Task directions: Only lines with the word "count" are needed; collect each of them from the listing below.

— START —

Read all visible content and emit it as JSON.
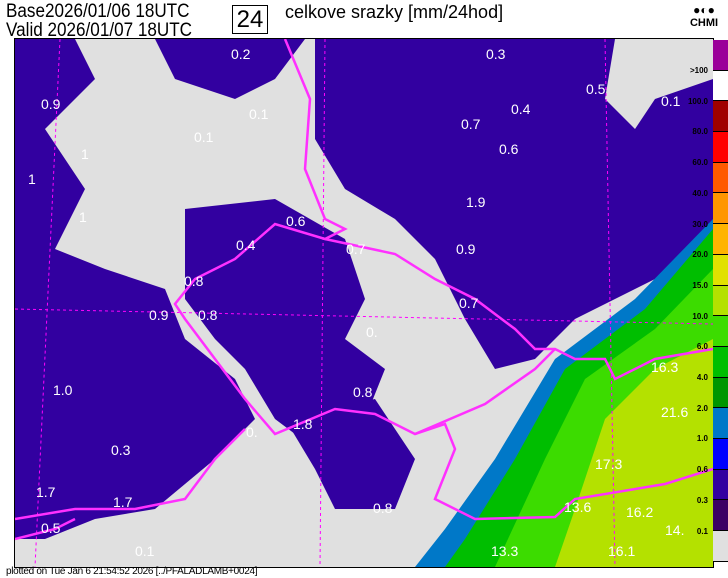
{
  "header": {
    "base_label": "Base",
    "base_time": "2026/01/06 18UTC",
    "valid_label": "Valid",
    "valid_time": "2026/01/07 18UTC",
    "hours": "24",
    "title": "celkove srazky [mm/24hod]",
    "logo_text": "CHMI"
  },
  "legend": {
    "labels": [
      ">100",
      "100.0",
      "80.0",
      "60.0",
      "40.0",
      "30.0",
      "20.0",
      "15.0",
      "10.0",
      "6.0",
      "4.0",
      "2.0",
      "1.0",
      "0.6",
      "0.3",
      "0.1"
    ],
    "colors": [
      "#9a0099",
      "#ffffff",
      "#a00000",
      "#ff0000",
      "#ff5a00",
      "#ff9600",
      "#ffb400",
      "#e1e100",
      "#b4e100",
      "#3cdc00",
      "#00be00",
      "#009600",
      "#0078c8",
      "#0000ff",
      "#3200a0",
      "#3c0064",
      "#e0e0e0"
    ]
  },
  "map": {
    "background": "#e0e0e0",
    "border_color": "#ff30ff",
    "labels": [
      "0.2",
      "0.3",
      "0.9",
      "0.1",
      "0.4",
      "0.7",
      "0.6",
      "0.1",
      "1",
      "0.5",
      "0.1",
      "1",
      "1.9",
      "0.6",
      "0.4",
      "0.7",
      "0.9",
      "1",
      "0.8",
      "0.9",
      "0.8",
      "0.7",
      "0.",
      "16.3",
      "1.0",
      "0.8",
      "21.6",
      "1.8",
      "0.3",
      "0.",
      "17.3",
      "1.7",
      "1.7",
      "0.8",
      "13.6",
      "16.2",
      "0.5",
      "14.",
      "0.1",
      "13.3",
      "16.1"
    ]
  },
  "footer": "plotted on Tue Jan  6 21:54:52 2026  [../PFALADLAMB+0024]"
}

— END —
— START —

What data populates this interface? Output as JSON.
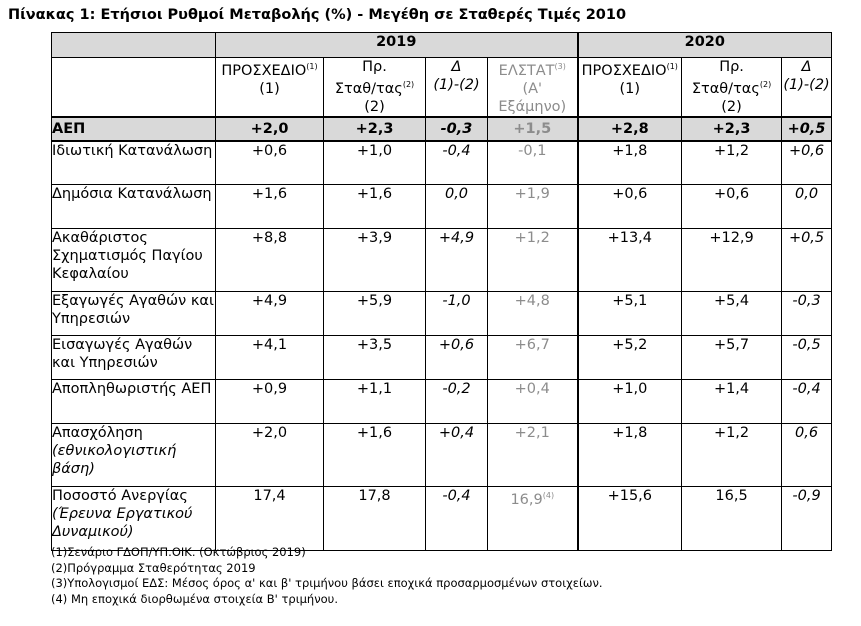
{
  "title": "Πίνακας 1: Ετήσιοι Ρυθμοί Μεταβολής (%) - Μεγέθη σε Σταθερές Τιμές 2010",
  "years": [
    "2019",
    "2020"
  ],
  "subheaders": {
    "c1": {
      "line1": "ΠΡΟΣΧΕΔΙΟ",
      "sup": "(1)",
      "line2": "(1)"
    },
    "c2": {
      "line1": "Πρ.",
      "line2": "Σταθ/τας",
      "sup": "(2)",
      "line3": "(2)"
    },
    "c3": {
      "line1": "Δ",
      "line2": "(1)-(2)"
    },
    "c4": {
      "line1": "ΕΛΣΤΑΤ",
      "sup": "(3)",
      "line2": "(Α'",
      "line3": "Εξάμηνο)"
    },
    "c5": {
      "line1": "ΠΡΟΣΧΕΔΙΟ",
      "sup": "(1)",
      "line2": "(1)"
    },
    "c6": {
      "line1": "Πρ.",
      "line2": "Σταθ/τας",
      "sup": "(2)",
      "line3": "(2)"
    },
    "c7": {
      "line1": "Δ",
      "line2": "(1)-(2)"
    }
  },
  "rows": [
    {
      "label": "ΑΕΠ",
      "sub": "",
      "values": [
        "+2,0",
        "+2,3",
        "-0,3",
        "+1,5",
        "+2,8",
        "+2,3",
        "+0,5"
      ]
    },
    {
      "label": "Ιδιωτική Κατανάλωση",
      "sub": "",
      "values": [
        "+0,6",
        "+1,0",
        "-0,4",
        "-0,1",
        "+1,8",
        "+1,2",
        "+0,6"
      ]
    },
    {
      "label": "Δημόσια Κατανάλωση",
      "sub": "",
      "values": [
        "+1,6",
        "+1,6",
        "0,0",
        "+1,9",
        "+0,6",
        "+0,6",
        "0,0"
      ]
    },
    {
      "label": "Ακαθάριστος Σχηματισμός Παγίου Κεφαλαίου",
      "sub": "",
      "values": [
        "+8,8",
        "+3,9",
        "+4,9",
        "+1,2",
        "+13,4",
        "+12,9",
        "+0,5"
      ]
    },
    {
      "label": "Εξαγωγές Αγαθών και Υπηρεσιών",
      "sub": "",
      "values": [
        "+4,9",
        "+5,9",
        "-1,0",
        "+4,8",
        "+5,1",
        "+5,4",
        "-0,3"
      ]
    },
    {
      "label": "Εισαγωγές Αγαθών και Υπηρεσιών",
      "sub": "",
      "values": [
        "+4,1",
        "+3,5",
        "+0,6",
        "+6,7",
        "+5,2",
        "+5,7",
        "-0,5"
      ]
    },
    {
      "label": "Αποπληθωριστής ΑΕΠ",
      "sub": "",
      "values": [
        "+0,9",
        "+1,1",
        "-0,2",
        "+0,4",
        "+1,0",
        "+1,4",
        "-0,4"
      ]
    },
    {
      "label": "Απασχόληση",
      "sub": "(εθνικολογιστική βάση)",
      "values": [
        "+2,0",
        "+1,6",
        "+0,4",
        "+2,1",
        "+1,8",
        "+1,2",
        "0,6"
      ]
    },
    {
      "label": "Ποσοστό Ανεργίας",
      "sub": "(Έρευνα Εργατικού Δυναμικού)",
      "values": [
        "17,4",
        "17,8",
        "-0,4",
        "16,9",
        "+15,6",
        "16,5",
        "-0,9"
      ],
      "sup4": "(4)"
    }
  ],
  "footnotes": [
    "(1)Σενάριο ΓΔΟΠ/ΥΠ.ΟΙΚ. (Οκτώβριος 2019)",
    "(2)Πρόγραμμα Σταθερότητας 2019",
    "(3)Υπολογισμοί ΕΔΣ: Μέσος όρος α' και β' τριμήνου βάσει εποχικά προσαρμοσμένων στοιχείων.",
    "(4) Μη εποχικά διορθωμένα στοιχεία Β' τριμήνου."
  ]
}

— END —
— START —

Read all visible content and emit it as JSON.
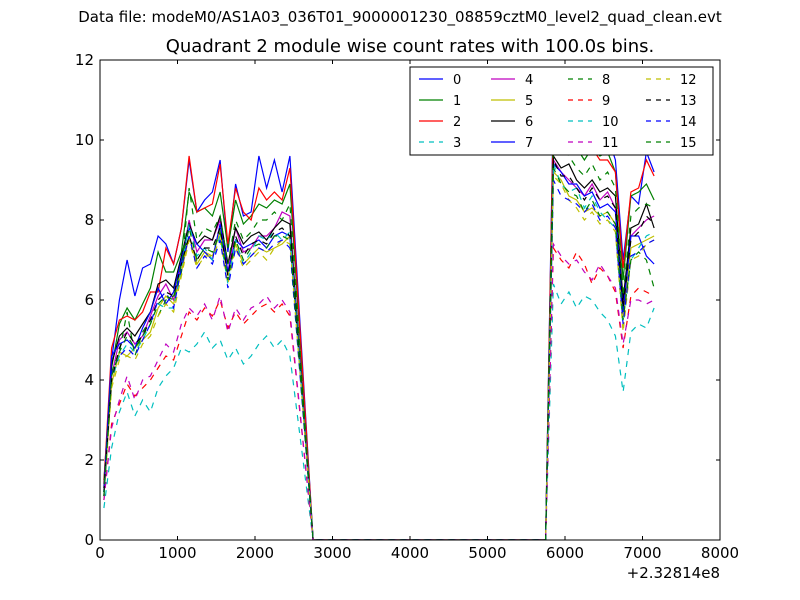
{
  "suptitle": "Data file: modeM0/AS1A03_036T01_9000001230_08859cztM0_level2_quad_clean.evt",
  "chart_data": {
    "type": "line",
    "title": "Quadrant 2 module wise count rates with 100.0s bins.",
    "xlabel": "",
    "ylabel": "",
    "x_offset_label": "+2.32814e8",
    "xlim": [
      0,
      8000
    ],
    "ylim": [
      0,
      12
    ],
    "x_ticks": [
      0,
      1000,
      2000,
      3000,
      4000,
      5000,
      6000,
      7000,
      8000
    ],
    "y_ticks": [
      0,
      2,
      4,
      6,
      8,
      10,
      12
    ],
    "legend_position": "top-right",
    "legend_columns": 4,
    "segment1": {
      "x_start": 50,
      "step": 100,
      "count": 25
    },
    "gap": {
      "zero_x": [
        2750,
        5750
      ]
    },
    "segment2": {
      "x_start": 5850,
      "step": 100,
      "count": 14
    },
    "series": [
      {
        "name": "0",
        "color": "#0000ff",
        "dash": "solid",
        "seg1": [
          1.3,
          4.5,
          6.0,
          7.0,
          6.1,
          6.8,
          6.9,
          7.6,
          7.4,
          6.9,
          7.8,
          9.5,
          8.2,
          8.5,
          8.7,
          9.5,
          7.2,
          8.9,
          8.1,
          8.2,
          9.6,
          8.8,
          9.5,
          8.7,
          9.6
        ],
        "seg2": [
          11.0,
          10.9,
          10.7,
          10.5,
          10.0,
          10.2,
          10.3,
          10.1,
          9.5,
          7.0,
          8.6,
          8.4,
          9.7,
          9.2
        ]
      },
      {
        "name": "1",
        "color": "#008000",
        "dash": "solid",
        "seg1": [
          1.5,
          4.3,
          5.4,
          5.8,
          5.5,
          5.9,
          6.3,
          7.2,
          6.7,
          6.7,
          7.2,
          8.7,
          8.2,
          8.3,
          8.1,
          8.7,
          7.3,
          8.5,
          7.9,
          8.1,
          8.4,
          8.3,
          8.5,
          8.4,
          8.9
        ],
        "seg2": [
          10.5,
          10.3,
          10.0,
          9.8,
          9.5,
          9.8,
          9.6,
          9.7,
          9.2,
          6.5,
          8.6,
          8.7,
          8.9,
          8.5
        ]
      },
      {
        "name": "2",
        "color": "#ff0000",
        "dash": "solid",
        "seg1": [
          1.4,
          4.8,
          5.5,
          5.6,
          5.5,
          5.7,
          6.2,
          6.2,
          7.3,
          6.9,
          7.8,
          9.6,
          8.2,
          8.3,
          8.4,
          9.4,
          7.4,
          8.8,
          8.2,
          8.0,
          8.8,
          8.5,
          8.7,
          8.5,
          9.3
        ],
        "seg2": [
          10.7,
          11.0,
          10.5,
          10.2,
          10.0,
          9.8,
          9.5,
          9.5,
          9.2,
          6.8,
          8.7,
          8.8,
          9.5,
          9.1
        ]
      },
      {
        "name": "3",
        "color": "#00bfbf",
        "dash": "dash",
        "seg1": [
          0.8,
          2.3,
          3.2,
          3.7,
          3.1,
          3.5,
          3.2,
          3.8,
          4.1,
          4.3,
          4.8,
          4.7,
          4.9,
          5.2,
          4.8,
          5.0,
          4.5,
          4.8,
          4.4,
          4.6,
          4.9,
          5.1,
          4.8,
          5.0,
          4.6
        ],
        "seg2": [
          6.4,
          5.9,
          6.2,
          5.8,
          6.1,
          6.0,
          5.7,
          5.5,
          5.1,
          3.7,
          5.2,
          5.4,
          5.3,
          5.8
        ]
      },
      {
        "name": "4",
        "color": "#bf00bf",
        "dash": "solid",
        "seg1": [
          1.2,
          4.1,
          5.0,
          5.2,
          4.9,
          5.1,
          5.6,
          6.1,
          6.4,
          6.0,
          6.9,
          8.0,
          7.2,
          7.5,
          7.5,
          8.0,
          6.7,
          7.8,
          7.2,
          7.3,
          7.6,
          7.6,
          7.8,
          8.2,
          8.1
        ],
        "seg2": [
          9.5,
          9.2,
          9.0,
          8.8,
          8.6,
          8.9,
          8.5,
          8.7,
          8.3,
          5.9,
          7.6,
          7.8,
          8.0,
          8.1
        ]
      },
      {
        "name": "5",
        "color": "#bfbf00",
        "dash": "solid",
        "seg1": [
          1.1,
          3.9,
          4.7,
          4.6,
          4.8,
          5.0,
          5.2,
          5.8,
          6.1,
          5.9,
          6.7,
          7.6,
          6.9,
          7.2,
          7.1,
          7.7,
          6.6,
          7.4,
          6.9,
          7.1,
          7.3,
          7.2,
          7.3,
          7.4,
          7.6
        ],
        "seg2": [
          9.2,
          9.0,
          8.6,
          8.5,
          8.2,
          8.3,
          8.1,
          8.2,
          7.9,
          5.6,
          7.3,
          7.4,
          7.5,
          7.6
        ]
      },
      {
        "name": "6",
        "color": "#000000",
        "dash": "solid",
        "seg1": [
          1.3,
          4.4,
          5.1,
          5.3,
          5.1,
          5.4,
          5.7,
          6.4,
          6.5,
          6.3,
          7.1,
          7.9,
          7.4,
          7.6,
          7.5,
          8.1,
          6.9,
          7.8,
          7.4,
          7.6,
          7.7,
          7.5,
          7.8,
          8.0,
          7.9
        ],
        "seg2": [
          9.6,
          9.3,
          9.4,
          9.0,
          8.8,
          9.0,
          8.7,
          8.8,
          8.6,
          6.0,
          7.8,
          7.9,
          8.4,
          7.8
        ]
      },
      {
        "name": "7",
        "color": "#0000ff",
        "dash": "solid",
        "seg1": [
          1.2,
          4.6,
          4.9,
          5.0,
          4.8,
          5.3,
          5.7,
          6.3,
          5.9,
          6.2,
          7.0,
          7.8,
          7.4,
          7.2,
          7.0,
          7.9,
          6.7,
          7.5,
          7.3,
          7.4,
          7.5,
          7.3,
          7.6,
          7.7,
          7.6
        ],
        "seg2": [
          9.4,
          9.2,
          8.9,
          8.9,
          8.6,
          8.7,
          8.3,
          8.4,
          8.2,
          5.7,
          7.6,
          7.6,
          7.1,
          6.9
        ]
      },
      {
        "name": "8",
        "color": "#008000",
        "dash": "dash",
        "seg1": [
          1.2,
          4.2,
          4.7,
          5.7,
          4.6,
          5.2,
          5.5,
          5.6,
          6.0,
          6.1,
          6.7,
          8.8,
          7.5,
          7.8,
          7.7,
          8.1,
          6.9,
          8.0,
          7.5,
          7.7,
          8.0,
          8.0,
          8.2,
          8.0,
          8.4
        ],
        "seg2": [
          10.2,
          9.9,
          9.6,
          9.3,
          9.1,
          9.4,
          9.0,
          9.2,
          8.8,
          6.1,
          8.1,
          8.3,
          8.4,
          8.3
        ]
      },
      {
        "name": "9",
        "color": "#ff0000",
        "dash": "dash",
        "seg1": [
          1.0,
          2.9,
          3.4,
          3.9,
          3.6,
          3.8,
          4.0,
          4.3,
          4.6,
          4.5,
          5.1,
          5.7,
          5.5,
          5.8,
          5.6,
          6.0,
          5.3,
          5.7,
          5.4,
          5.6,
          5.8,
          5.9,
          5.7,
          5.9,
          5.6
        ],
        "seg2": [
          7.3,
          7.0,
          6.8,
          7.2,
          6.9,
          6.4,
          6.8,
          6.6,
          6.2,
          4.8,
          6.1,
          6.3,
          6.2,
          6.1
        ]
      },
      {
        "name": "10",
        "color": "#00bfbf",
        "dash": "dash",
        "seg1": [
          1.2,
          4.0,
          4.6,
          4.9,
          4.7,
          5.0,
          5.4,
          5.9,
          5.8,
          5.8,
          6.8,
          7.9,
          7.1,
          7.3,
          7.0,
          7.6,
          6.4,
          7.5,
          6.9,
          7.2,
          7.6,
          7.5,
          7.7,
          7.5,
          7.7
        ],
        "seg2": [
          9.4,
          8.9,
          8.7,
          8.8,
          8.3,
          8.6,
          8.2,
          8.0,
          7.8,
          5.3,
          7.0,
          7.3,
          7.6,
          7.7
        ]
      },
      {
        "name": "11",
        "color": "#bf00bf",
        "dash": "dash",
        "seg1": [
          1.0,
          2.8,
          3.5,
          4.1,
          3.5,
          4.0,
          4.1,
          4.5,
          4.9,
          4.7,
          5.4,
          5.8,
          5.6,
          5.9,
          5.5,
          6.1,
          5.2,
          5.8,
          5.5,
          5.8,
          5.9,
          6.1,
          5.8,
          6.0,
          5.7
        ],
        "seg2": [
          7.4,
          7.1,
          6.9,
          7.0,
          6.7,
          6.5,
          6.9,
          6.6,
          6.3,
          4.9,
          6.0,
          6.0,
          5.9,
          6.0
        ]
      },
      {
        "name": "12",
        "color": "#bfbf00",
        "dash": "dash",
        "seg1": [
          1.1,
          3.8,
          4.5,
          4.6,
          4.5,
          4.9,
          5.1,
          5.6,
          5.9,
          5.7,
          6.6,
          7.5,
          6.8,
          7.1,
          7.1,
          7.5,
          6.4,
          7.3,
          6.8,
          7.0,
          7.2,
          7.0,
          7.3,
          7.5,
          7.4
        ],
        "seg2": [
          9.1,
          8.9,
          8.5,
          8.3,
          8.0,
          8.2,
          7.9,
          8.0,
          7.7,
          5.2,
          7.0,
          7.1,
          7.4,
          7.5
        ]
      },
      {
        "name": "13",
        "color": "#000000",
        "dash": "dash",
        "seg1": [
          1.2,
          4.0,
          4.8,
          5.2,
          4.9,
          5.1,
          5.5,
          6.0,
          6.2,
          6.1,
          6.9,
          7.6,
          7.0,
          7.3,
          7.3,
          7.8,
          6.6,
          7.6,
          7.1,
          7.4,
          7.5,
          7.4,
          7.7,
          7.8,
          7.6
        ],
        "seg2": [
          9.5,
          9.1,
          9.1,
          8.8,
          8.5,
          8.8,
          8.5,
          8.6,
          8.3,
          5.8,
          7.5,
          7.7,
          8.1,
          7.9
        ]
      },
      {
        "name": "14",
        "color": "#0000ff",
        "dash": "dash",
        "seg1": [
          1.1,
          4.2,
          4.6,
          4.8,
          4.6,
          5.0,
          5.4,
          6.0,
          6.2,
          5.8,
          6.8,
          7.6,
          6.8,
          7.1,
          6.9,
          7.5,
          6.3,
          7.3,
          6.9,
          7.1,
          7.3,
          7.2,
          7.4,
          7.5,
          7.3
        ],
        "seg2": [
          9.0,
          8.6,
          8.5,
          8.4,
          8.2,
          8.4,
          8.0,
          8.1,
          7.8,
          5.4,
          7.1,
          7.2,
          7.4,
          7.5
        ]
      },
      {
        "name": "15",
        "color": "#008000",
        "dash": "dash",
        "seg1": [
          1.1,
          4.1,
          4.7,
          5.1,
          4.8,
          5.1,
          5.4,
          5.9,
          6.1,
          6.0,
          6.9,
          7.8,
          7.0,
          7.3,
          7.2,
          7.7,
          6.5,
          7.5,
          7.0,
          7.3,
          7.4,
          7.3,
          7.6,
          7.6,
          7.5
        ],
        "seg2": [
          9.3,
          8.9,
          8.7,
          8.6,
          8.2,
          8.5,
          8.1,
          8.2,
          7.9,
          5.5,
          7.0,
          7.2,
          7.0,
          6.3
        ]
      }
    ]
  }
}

— END —

Answer for the task:
    "title": "Quadrant 2 module wise count rates with 100.0s bins.",
      "count": 25
      "count": 14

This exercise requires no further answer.